■ **Instructions for the task**: Will you print the material below without altering a single character?

Source data:
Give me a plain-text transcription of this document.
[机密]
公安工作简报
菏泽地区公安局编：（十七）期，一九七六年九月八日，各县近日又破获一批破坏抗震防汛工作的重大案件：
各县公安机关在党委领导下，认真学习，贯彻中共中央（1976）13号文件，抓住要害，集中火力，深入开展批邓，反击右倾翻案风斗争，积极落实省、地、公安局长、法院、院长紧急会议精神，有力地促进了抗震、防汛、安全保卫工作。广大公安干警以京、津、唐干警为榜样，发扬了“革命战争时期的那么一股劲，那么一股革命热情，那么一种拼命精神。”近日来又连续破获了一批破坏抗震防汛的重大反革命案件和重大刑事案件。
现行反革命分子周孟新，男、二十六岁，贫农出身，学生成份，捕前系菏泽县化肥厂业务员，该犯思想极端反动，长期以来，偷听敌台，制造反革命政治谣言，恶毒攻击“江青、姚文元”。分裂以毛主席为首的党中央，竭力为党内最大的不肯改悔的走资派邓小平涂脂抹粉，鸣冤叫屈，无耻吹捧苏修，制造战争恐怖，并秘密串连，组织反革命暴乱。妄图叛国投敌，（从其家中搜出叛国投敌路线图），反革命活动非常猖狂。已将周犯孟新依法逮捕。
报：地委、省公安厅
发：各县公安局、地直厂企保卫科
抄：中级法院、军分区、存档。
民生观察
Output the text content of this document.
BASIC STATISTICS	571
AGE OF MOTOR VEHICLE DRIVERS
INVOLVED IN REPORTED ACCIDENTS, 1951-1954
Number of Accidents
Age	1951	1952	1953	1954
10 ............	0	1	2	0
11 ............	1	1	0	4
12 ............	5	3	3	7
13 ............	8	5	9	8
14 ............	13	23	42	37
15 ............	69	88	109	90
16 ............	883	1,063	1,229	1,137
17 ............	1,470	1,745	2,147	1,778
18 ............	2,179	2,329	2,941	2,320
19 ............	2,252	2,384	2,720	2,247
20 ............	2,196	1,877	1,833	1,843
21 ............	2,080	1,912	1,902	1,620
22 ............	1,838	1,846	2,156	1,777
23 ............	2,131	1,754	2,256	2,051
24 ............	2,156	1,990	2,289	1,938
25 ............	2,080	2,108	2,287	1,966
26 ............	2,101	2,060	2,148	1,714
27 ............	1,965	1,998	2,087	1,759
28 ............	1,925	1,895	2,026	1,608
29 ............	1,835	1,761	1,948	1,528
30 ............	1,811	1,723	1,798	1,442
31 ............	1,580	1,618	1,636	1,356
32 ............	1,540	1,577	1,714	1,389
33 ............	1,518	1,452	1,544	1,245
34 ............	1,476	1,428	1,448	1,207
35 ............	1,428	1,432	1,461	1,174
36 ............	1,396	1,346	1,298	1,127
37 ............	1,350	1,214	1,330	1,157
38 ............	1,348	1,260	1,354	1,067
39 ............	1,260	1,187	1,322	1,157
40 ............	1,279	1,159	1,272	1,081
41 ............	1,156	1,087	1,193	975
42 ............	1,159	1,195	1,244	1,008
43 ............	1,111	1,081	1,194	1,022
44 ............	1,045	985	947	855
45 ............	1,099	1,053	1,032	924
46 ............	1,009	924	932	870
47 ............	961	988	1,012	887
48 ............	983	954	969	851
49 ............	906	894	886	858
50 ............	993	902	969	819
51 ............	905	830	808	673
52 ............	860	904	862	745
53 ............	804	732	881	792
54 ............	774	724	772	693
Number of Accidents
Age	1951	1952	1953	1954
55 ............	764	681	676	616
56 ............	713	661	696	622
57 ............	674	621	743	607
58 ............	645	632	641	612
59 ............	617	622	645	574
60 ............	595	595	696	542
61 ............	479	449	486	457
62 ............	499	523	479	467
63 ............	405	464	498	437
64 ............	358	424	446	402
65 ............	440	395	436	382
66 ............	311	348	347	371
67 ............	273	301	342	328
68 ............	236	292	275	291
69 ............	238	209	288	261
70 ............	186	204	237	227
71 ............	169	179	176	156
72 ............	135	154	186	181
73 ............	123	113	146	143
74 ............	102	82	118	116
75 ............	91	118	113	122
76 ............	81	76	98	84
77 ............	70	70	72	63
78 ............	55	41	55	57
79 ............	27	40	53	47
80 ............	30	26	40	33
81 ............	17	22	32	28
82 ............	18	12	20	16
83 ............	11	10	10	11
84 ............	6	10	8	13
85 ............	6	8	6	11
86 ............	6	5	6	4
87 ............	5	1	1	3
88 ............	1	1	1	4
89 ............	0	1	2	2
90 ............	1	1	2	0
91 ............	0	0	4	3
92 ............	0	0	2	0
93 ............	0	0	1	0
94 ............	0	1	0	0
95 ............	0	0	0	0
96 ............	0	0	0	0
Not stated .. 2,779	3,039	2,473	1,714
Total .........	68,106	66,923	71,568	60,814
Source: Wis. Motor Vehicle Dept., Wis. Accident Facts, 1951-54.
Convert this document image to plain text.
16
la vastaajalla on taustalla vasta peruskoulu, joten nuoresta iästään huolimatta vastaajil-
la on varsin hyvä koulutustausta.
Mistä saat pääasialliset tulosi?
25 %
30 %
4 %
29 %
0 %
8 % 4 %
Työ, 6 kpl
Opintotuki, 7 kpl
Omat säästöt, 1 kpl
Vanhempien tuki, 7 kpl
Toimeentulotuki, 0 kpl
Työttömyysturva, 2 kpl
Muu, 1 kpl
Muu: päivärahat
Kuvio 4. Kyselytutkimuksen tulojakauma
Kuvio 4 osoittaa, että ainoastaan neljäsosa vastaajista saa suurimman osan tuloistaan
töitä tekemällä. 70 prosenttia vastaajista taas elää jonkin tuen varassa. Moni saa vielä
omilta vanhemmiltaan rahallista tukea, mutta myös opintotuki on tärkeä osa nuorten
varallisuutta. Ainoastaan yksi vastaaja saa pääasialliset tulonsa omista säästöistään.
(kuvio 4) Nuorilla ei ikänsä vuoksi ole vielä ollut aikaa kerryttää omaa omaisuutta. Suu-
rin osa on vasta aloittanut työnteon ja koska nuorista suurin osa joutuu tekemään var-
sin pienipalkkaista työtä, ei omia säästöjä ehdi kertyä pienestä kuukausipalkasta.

■ **Result for this exercise**:
Give me a plain-text transcription of this document.
[机密]
公安工作简报
菏泽地区公安局编：（十七）期，一九七六年九月八日，各县近日又破获一批破坏抗震防汛工作的重大案件：
各县公安机关在党委领导下，认真学习，贯彻中共中央（1976）13号文件，抓住要害，集中火力，深入开展批邓，反击右倾翻案风斗争，积极落实省、地、公安局长、法院、院长紧急会议精神，有力地促进了抗震、防汛、安全保卫工作。广大公安干警以京、津、唐干警为榜样，发扬了“革命战争时期的那么一股劲，那么一股革命热情，那么一种拼命精神。”近日来又连续破获了一批破坏抗震防汛的重大反革命案件和重大刑事案件。
现行反革命分子周孟新，男、二十六岁，贫农出身，学生成份，捕前系菏泽县化肥厂业务员，该犯思想极端反动，长期以来，偷听敌台，制造反革命政治谣言，恶毒攻击“江青、姚文元”。分裂以毛主席为首的党中央，竭力为党内最大的不肯改悔的走资派邓小平涂脂抹粉，鸣冤叫屈，无耻吹捧苏修，制造战争恐怖，并秘密串连，组织反革命暴乱。妄图叛国投敌，（从其家中搜出叛国投敌路线图），反革命活动非常猖狂。已将周犯孟新依法逮捕。
报：地委、省公安厅
发：各县公安局、地直厂企保卫科
抄：中级法院、军分区、存档。
民生观察
Output the text content of this document.
BASIC STATISTICS	571
AGE OF MOTOR VEHICLE DRIVERS
INVOLVED IN REPORTED ACCIDENTS, 1951-1954
Number of Accidents
Age	1951	1952	1953	1954
10 ............	0	1	2	0
11 ............	1	1	0	4
12 ............	5	3	3	7
13 ............	8	5	9	8
14 ............	13	23	42	37
15 ............	69	88	109	90
16 ............	883	1,063	1,229	1,137
17 ............	1,470	1,745	2,147	1,778
18 ............	2,179	2,329	2,941	2,320
19 ............	2,252	2,384	2,720	2,247
20 ............	2,196	1,877	1,833	1,843
21 ............	2,080	1,912	1,902	1,620
22 ............	1,838	1,846	2,156	1,777
23 ............	2,131	1,754	2,256	2,051
24 ............	2,156	1,990	2,289	1,938
25 ............	2,080	2,108	2,287	1,966
26 ............	2,101	2,060	2,148	1,714
27 ............	1,965	1,998	2,087	1,759
28 ............	1,925	1,895	2,026	1,608
29 ............	1,835	1,761	1,948	1,528
30 ............	1,811	1,723	1,798	1,442
31 ............	1,580	1,618	1,636	1,356
32 ............	1,540	1,577	1,714	1,389
33 ............	1,518	1,452	1,544	1,245
34 ............	1,476	1,428	1,448	1,207
35 ............	1,428	1,432	1,461	1,174
36 ............	1,396	1,346	1,298	1,127
37 ............	1,350	1,214	1,330	1,157
38 ............	1,348	1,260	1,354	1,067
39 ............	1,260	1,187	1,322	1,157
40 ............	1,279	1,159	1,272	1,081
41 ............	1,156	1,087	1,193	975
42 ............	1,159	1,195	1,244	1,008
43 ............	1,111	1,081	1,194	1,022
44 ............	1,045	985	947	855
45 ............	1,099	1,053	1,032	924
46 ............	1,009	924	932	870
47 ............	961	988	1,012	887
48 ............	983	954	969	851
49 ............	906	894	886	858
50 ............	993	902	969	819
51 ............	905	830	808	673
52 ............	860	904	862	745
53 ............	804	732	881	792
54 ............	774	724	772	693
Number of Accidents
Age	1951	1952	1953	1954
55 ............	764	681	676	616
56 ............	713	661	696	622
57 ............	674	621	743	607
58 ............	645	632	641	612
59 ............	617	622	645	574
60 ............	595	595	696	542
61 ............	479	449	486	457
62 ............	499	523	479	467
63 ............	405	464	498	437
64 ............	358	424	446	402
65 ............	440	395	436	382
66 ............	311	348	347	371
67 ............	273	301	342	328
68 ............	236	292	275	291
69 ............	238	209	288	261
70 ............	186	204	237	227
71 ............	169	179	176	156
72 ............	135	154	186	181
73 ............	123	113	146	143
74 ............	102	82	118	116
75 ............	91	118	113	122
76 ............	81	76	98	84
77 ............	70	70	72	63
78 ............	55	41	55	57
79 ............	27	40	53	47
80 ............	30	26	40	33
81 ............	17	22	32	28
82 ............	18	12	20	16
83 ............	11	10	10	11
84 ............	6	10	8	13
85 ............	6	8	6	11
86 ............	6	5	6	4
87 ............	5	1	1	3
88 ............	1	1	1	4
89 ............	0	1	2	2
90 ............	1	1	2	0
91 ............	0	0	4	3
92 ............	0	0	2	0
93 ............	0	0	1	0
94 ............	0	1	0	0
95 ............	0	0	0	0
96 ............	0	0	0	0
Not stated .. 2,779	3,039	2,473	1,714
Total .........	68,106	66,923	71,568	60,814
Source: Wis. Motor Vehicle Dept., Wis. Accident Facts, 1951-54.
Convert this document image to plain text.
16
la vastaajalla on taustalla vasta peruskoulu, joten nuoresta iästään huolimatta vastaajil-
la on varsin hyvä koulutustausta.
Mistä saat pääasialliset tulosi?
25 %
30 %
4 %
29 %
0 %
8 % 4 %
Työ, 6 kpl
Opintotuki, 7 kpl
Omat säästöt, 1 kpl
Vanhempien tuki, 7 kpl
Toimeentulotuki, 0 kpl
Työttömyysturva, 2 kpl
Muu, 1 kpl
Muu: päivärahat
Kuvio 4. Kyselytutkimuksen tulojakauma
Kuvio 4 osoittaa, että ainoastaan neljäsosa vastaajista saa suurimman osan tuloistaan
töitä tekemällä. 70 prosenttia vastaajista taas elää jonkin tuen varassa. Moni saa vielä
omilta vanhemmiltaan rahallista tukea, mutta myös opintotuki on tärkeä osa nuorten
varallisuutta. Ainoastaan yksi vastaaja saa pääasialliset tulonsa omista säästöistään.
(kuvio 4) Nuorilla ei ikänsä vuoksi ole vielä ollut aikaa kerryttää omaa omaisuutta. Suu-
rin osa on vasta aloittanut työnteon ja koska nuorista suurin osa joutuu tekemään var-
sin pienipalkkaista työtä, ei omia säästöjä ehdi kertyä pienestä kuukausipalkasta.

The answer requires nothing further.